** GIVEN REQUEST **
Omit every picture and output the rest of the records exactly as they are.

** RECORD LIST **

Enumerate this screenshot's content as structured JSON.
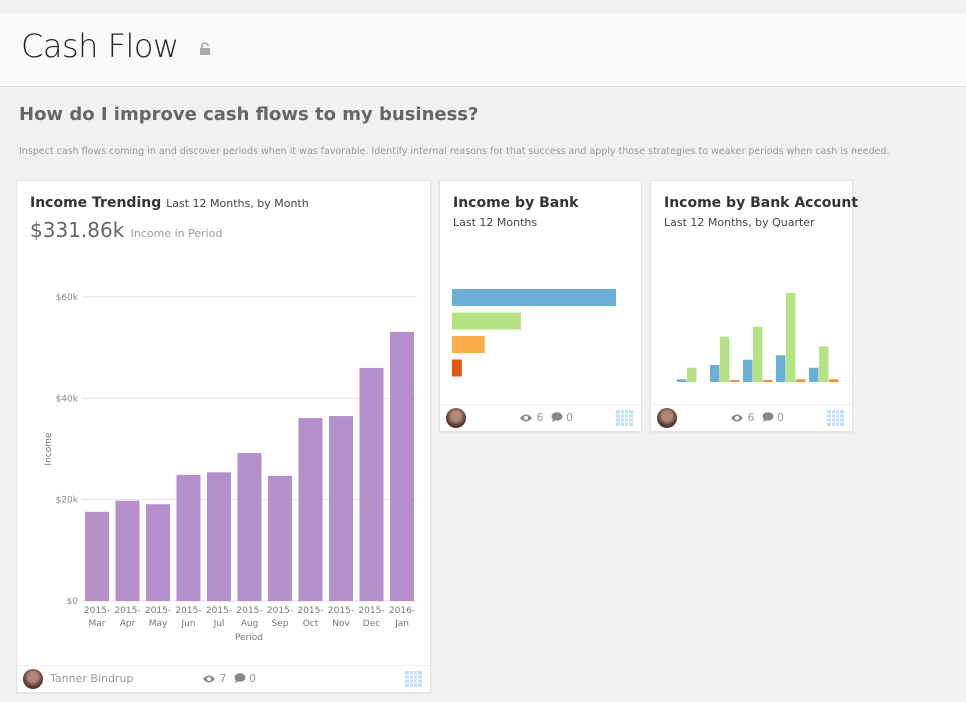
{
  "header": {
    "title": "Cash Flow",
    "lock_icon": "unlocked-padlock-icon"
  },
  "question": "How do I improve cash flows to my business?",
  "description": "Inspect cash flows coming in and discover periods when it was favorable.  Identify internal reasons for that success and apply those strategies to weaker periods when cash is needed.",
  "cards": [
    {
      "title": "Income Trending",
      "subtitle": "Last 12 Months, by Month",
      "kpi_value": "$331.86k",
      "kpi_label": "Income in Period",
      "footer": {
        "author": "Tanner Bindrup",
        "views": "7",
        "comments": "0"
      }
    },
    {
      "title": "Income by Bank",
      "subtitle": "Last 12 Months",
      "footer": {
        "views": "6",
        "comments": "0"
      }
    },
    {
      "title": "Income by Bank Account",
      "subtitle": "Last 12 Months, by Quarter",
      "footer": {
        "views": "6",
        "comments": "0"
      }
    }
  ],
  "chart_data": [
    {
      "type": "bar",
      "xlabel": "Period",
      "ylabel": "Income",
      "ylim": [
        0,
        60000
      ],
      "grid": true,
      "yticks": [
        {
          "v": 0,
          "label": "$0"
        },
        {
          "v": 20000,
          "label": "$20k"
        },
        {
          "v": 40000,
          "label": "$40k"
        },
        {
          "v": 60000,
          "label": "$60k"
        }
      ],
      "categories": [
        [
          "2015-",
          "Mar"
        ],
        [
          "2015-",
          "Apr"
        ],
        [
          "2015-",
          "May"
        ],
        [
          "2015-",
          "Jun"
        ],
        [
          "2015-",
          "Jul"
        ],
        [
          "2015-",
          "Aug"
        ],
        [
          "2015-",
          "Sep"
        ],
        [
          "2015-",
          "Oct"
        ],
        [
          "2015-",
          "Nov"
        ],
        [
          "2015-",
          "Dec"
        ],
        [
          "2016-",
          "Jan"
        ]
      ],
      "values": [
        17600,
        19800,
        19100,
        24900,
        25400,
        29200,
        24700,
        36100,
        36500,
        46000,
        53100
      ],
      "color": "#b48fcb"
    },
    {
      "type": "bar",
      "orientation": "horizontal",
      "values": [
        1.0,
        0.42,
        0.2,
        0.06
      ],
      "colors": [
        "#6baed6",
        "#b5e384",
        "#fdae4b",
        "#e6550d"
      ]
    },
    {
      "type": "bar",
      "series": [
        {
          "values": [
            0.03,
            0.19,
            0.25,
            0.3,
            0.16
          ],
          "color": "#6baed6"
        },
        {
          "values": [
            0.16,
            0.51,
            0.62,
            1.0,
            0.4
          ],
          "color": "#b5e384"
        },
        {
          "values": [
            0,
            0.01,
            0.02,
            0.03,
            0.03
          ],
          "color": "#fd8d3c"
        }
      ]
    }
  ]
}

** REPLY **
Enumerate this screenshot's content as structured JSON.
{
  "header": {
    "title": "Cash Flow",
    "lock_icon": "unlocked-padlock-icon"
  },
  "question": "How do I improve cash flows to my business?",
  "description": "Inspect cash flows coming in and discover periods when it was favorable.  Identify internal reasons for that success and apply those strategies to weaker periods when cash is needed.",
  "cards": [
    {
      "title": "Income Trending",
      "subtitle": "Last 12 Months, by Month",
      "kpi_value": "$331.86k",
      "kpi_label": "Income in Period",
      "footer": {
        "author": "Tanner Bindrup",
        "views": "7",
        "comments": "0"
      }
    },
    {
      "title": "Income by Bank",
      "subtitle": "Last 12 Months",
      "footer": {
        "views": "6",
        "comments": "0"
      }
    },
    {
      "title": "Income by Bank Account",
      "subtitle": "Last 12 Months, by Quarter",
      "footer": {
        "views": "6",
        "comments": "0"
      }
    }
  ],
  "chart_data": [
    {
      "type": "bar",
      "xlabel": "Period",
      "ylabel": "Income",
      "ylim": [
        0,
        60000
      ],
      "grid": true,
      "yticks": [
        {
          "v": 0,
          "label": "$0"
        },
        {
          "v": 20000,
          "label": "$20k"
        },
        {
          "v": 40000,
          "label": "$40k"
        },
        {
          "v": 60000,
          "label": "$60k"
        }
      ],
      "categories": [
        [
          "2015-",
          "Mar"
        ],
        [
          "2015-",
          "Apr"
        ],
        [
          "2015-",
          "May"
        ],
        [
          "2015-",
          "Jun"
        ],
        [
          "2015-",
          "Jul"
        ],
        [
          "2015-",
          "Aug"
        ],
        [
          "2015-",
          "Sep"
        ],
        [
          "2015-",
          "Oct"
        ],
        [
          "2015-",
          "Nov"
        ],
        [
          "2015-",
          "Dec"
        ],
        [
          "2016-",
          "Jan"
        ]
      ],
      "values": [
        17600,
        19800,
        19100,
        24900,
        25400,
        29200,
        24700,
        36100,
        36500,
        46000,
        53100
      ],
      "color": "#b48fcb"
    },
    {
      "type": "bar",
      "orientation": "horizontal",
      "values": [
        1.0,
        0.42,
        0.2,
        0.06
      ],
      "colors": [
        "#6baed6",
        "#b5e384",
        "#fdae4b",
        "#e6550d"
      ]
    },
    {
      "type": "bar",
      "series": [
        {
          "values": [
            0.03,
            0.19,
            0.25,
            0.3,
            0.16
          ],
          "color": "#6baed6"
        },
        {
          "values": [
            0.16,
            0.51,
            0.62,
            1.0,
            0.4
          ],
          "color": "#b5e384"
        },
        {
          "values": [
            0,
            0.01,
            0.02,
            0.03,
            0.03
          ],
          "color": "#fd8d3c"
        }
      ]
    }
  ]
}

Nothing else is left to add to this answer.